:: THE REQUEST ::
Omit all pictures and give the records below again exactly as written.

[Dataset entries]
# # #
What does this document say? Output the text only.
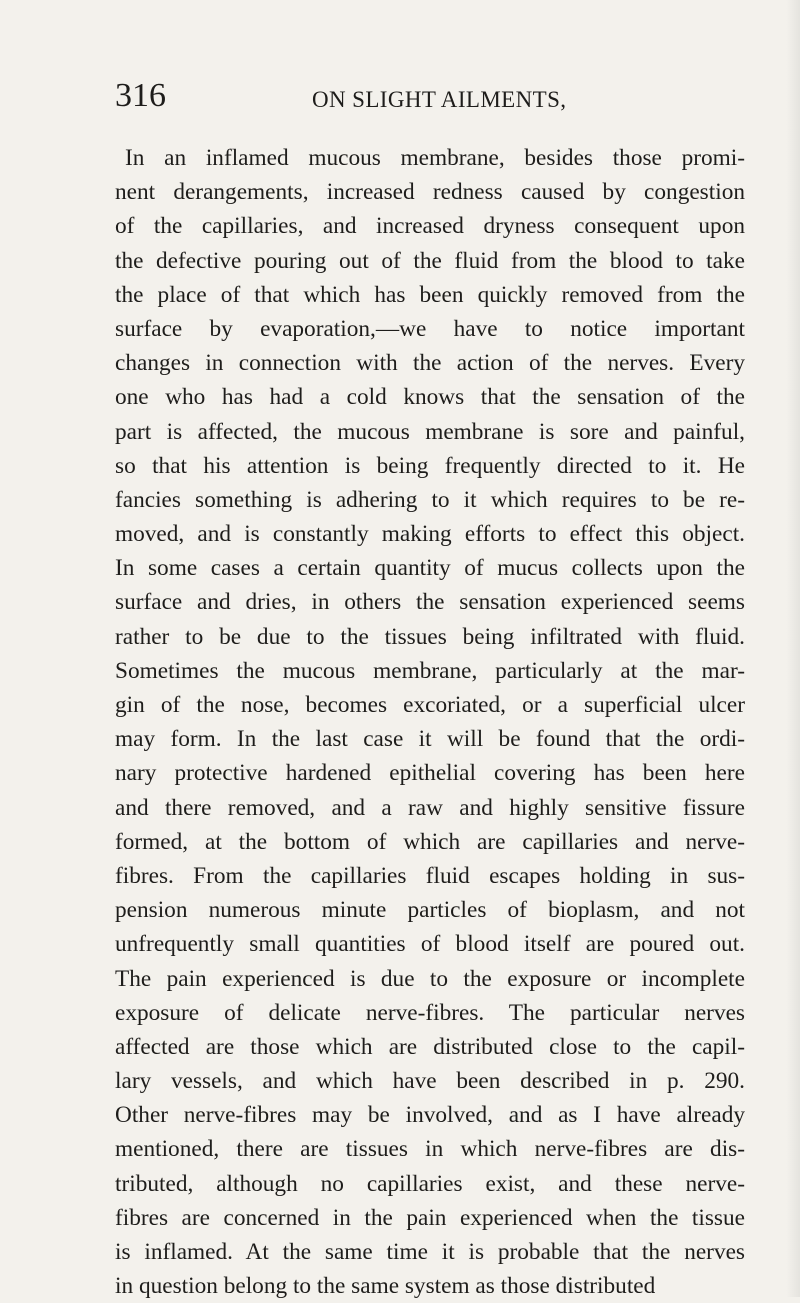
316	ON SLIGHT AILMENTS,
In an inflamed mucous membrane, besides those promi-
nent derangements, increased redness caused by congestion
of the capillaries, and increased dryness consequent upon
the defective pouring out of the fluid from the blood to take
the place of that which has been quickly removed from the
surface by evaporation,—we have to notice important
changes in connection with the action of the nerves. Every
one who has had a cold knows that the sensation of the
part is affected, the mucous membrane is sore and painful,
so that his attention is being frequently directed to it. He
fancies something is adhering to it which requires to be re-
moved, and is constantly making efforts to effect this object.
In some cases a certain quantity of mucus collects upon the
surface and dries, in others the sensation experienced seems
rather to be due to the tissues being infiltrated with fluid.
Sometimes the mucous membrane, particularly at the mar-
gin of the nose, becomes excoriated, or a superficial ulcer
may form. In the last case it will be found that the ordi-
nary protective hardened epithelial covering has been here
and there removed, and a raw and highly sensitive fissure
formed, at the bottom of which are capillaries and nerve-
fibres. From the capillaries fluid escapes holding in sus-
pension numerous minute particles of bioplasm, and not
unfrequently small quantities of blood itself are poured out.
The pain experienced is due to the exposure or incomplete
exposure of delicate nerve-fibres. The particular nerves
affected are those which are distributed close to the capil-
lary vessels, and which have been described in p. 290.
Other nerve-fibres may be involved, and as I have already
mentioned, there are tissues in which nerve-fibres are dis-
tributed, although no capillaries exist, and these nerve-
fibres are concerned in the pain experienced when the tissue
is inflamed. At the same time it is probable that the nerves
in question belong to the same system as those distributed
# # #
:: TASK OUTPUT ::
What does this document say? Output the text only.
316	ON SLIGHT AILMENTS,
In an inflamed mucous membrane, besides those promi-
nent derangements, increased redness caused by congestion
of the capillaries, and increased dryness consequent upon
the defective pouring out of the fluid from the blood to take
the place of that which has been quickly removed from the
surface by evaporation,—we have to notice important
changes in connection with the action of the nerves. Every
one who has had a cold knows that the sensation of the
part is affected, the mucous membrane is sore and painful,
so that his attention is being frequently directed to it. He
fancies something is adhering to it which requires to be re-
moved, and is constantly making efforts to effect this object.
In some cases a certain quantity of mucus collects upon the
surface and dries, in others the sensation experienced seems
rather to be due to the tissues being infiltrated with fluid.
Sometimes the mucous membrane, particularly at the mar-
gin of the nose, becomes excoriated, or a superficial ulcer
may form. In the last case it will be found that the ordi-
nary protective hardened epithelial covering has been here
and there removed, and a raw and highly sensitive fissure
formed, at the bottom of which are capillaries and nerve-
fibres. From the capillaries fluid escapes holding in sus-
pension numerous minute particles of bioplasm, and not
unfrequently small quantities of blood itself are poured out.
The pain experienced is due to the exposure or incomplete
exposure of delicate nerve-fibres. The particular nerves
affected are those which are distributed close to the capil-
lary vessels, and which have been described in p. 290.
Other nerve-fibres may be involved, and as I have already
mentioned, there are tissues in which nerve-fibres are dis-
tributed, although no capillaries exist, and these nerve-
fibres are concerned in the pain experienced when the tissue
is inflamed. At the same time it is probable that the nerves
in question belong to the same system as those distributed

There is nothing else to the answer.